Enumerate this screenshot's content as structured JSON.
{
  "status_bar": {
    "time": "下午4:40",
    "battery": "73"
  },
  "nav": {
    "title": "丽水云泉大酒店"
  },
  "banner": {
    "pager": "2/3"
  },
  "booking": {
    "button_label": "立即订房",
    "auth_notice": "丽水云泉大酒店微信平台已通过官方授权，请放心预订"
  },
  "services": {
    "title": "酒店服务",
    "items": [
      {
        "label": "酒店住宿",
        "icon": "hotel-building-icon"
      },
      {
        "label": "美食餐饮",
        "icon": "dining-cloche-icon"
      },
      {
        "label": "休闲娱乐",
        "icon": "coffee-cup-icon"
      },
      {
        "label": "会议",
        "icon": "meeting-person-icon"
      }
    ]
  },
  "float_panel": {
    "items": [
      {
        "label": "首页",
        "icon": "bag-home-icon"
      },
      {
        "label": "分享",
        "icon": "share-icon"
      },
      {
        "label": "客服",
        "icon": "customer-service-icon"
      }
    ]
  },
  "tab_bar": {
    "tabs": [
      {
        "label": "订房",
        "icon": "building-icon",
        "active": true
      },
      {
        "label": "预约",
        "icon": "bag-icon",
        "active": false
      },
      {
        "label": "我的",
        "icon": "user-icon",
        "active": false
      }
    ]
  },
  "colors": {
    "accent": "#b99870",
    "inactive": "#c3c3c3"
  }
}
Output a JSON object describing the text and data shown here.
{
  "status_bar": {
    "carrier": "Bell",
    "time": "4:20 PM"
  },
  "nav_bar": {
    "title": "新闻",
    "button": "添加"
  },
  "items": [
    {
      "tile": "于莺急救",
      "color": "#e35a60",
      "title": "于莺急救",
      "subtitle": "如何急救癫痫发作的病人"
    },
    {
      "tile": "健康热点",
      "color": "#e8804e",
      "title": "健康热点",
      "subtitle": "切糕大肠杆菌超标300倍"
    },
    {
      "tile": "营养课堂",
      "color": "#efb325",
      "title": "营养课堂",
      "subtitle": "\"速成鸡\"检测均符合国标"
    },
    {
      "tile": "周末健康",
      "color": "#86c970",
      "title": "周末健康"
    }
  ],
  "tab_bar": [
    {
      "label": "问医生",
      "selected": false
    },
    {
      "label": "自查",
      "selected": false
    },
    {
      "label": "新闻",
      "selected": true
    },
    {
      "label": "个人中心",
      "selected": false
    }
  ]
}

################

■ Work required ■
Give back all the records exactly as they stand.

■ The solution ■
Enumerate this screenshot's content as structured JSON.
{
  "status_bar": {
    "time": "下午4:40",
    "battery": "73"
  },
  "nav": {
    "title": "丽水云泉大酒店"
  },
  "banner": {
    "pager": "2/3"
  },
  "booking": {
    "button_label": "立即订房",
    "auth_notice": "丽水云泉大酒店微信平台已通过官方授权，请放心预订"
  },
  "services": {
    "title": "酒店服务",
    "items": [
      {
        "label": "酒店住宿",
        "icon": "hotel-building-icon"
      },
      {
        "label": "美食餐饮",
        "icon": "dining-cloche-icon"
      },
      {
        "label": "休闲娱乐",
        "icon": "coffee-cup-icon"
      },
      {
        "label": "会议",
        "icon": "meeting-person-icon"
      }
    ]
  },
  "float_panel": {
    "items": [
      {
        "label": "首页",
        "icon": "bag-home-icon"
      },
      {
        "label": "分享",
        "icon": "share-icon"
      },
      {
        "label": "客服",
        "icon": "customer-service-icon"
      }
    ]
  },
  "tab_bar": {
    "tabs": [
      {
        "label": "订房",
        "icon": "building-icon",
        "active": true
      },
      {
        "label": "预约",
        "icon": "bag-icon",
        "active": false
      },
      {
        "label": "我的",
        "icon": "user-icon",
        "active": false
      }
    ]
  },
  "colors": {
    "accent": "#b99870",
    "inactive": "#c3c3c3"
  }
}
Output a JSON object describing the text and data shown here.
{
  "status_bar": {
    "carrier": "Bell",
    "time": "4:20 PM"
  },
  "nav_bar": {
    "title": "新闻",
    "button": "添加"
  },
  "items": [
    {
      "tile": "于莺急救",
      "color": "#e35a60",
      "title": "于莺急救",
      "subtitle": "如何急救癫痫发作的病人"
    },
    {
      "tile": "健康热点",
      "color": "#e8804e",
      "title": "健康热点",
      "subtitle": "切糕大肠杆菌超标300倍"
    },
    {
      "tile": "营养课堂",
      "color": "#efb325",
      "title": "营养课堂",
      "subtitle": "\"速成鸡\"检测均符合国标"
    },
    {
      "tile": "周末健康",
      "color": "#86c970",
      "title": "周末健康"
    }
  ],
  "tab_bar": [
    {
      "label": "问医生",
      "selected": false
    },
    {
      "label": "自查",
      "selected": false
    },
    {
      "label": "新闻",
      "selected": true
    },
    {
      "label": "个人中心",
      "selected": false
    }
  ]
}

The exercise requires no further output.